**What the task asks**
Keep the images out and copy every entry below exactly.

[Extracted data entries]
======

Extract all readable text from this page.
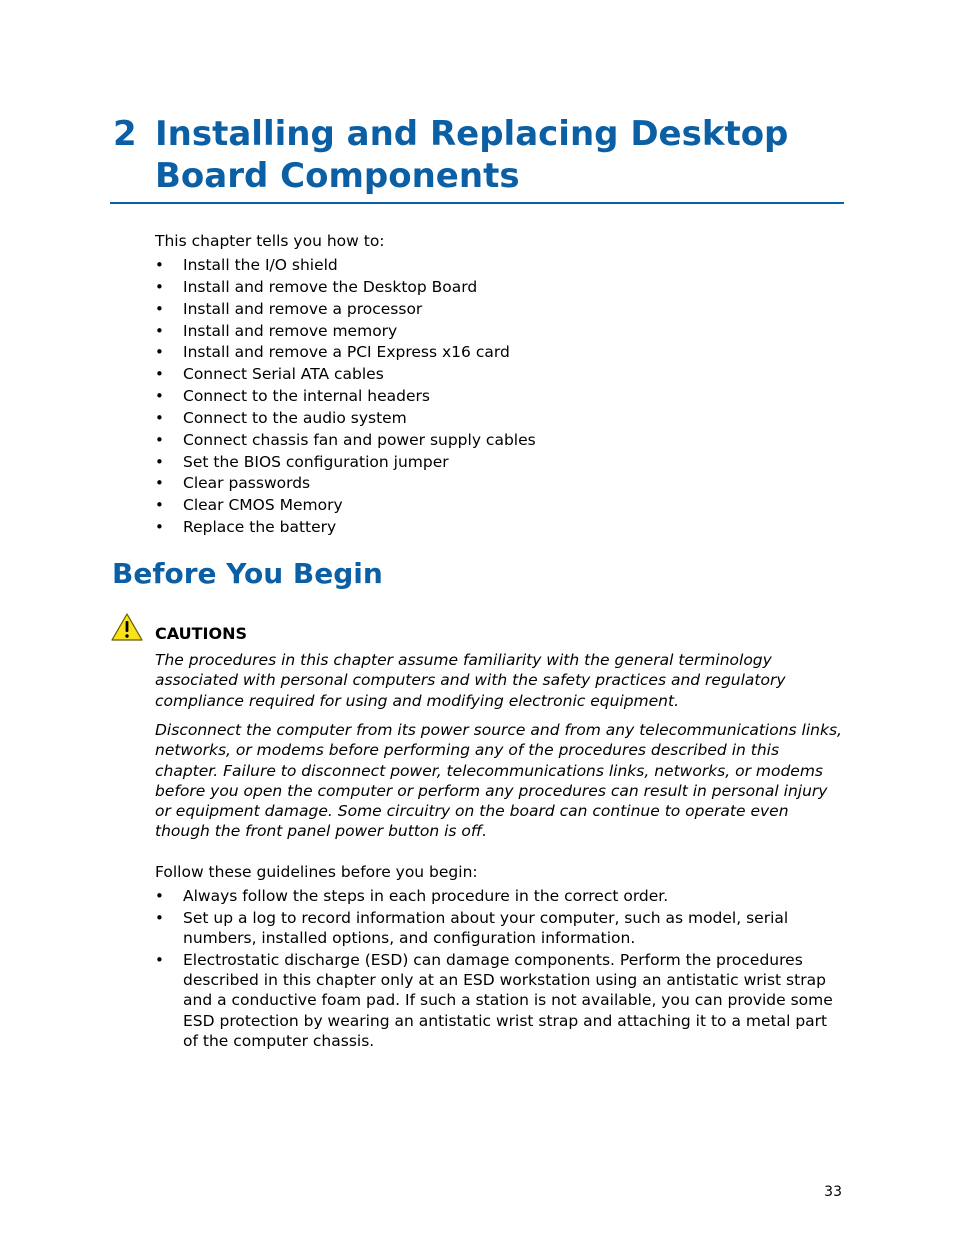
2 Installing and Replacing Desktop Board Components

This chapter tells you how to:

• Install the I/O shield
• Install and remove the Desktop Board
• Install and remove a processor
• Install and remove memory
• Install and remove a PCI Express x16 card
• Connect Serial ATA cables
• Connect to the internal headers
• Connect to the audio system
• Connect chassis fan and power supply cables
• Set the BIOS configuration jumper
• Clear passwords
• Clear CMOS Memory
• Replace the battery
Before You Begin

CAUTIONS

The procedures in this chapter assume familiarity with the general terminology associated with personal computers and with the safety practices and regulatory compliance required for using and modifying electronic equipment.

Disconnect the computer from its power source and from any telecommunications links, networks, or modems before performing any of the procedures described in this chapter. Failure to disconnect power, telecommunications links, networks, or modems before you open the computer or perform any procedures can result in personal injury or equipment damage. Some circuitry on the board can continue to operate even though the front panel power button is off.

Follow these guidelines before you begin:

• Always follow the steps in each procedure in the correct order.
• Set up a log to record information about your computer, such as model, serial numbers, installed options, and configuration information.
• Electrostatic discharge (ESD) can damage components. Perform the procedures described in this chapter only at an ESD workstation using an antistatic wrist strap and a conductive foam pad. If such a station is not available, you can provide some ESD protection by wearing an antistatic wrist strap and attaching it to a metal part of the computer chassis.
33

======

**Task answer**
Extract all readable text from this page.
2 Installing and Replacing Desktop Board Components

This chapter tells you how to:

• Install the I/O shield
• Install and remove the Desktop Board
• Install and remove a processor
• Install and remove memory
• Install and remove a PCI Express x16 card
• Connect Serial ATA cables
• Connect to the internal headers
• Connect to the audio system
• Connect chassis fan and power supply cables
• Set the BIOS configuration jumper
• Clear passwords
• Clear CMOS Memory
• Replace the battery
Before You Begin

CAUTIONS

The procedures in this chapter assume familiarity with the general terminology associated with personal computers and with the safety practices and regulatory compliance required for using and modifying electronic equipment.

Disconnect the computer from its power source and from any telecommunications links, networks, or modems before performing any of the procedures described in this chapter. Failure to disconnect power, telecommunications links, networks, or modems before you open the computer or perform any procedures can result in personal injury or equipment damage. Some circuitry on the board can continue to operate even though the front panel power button is off.

Follow these guidelines before you begin:

• Always follow the steps in each procedure in the correct order.
• Set up a log to record information about your computer, such as model, serial numbers, installed options, and configuration information.
• Electrostatic discharge (ESD) can damage components. Perform the procedures described in this chapter only at an ESD workstation using an antistatic wrist strap and a conductive foam pad. If such a station is not available, you can provide some ESD protection by wearing an antistatic wrist strap and attaching it to a metal part of the computer chassis.
33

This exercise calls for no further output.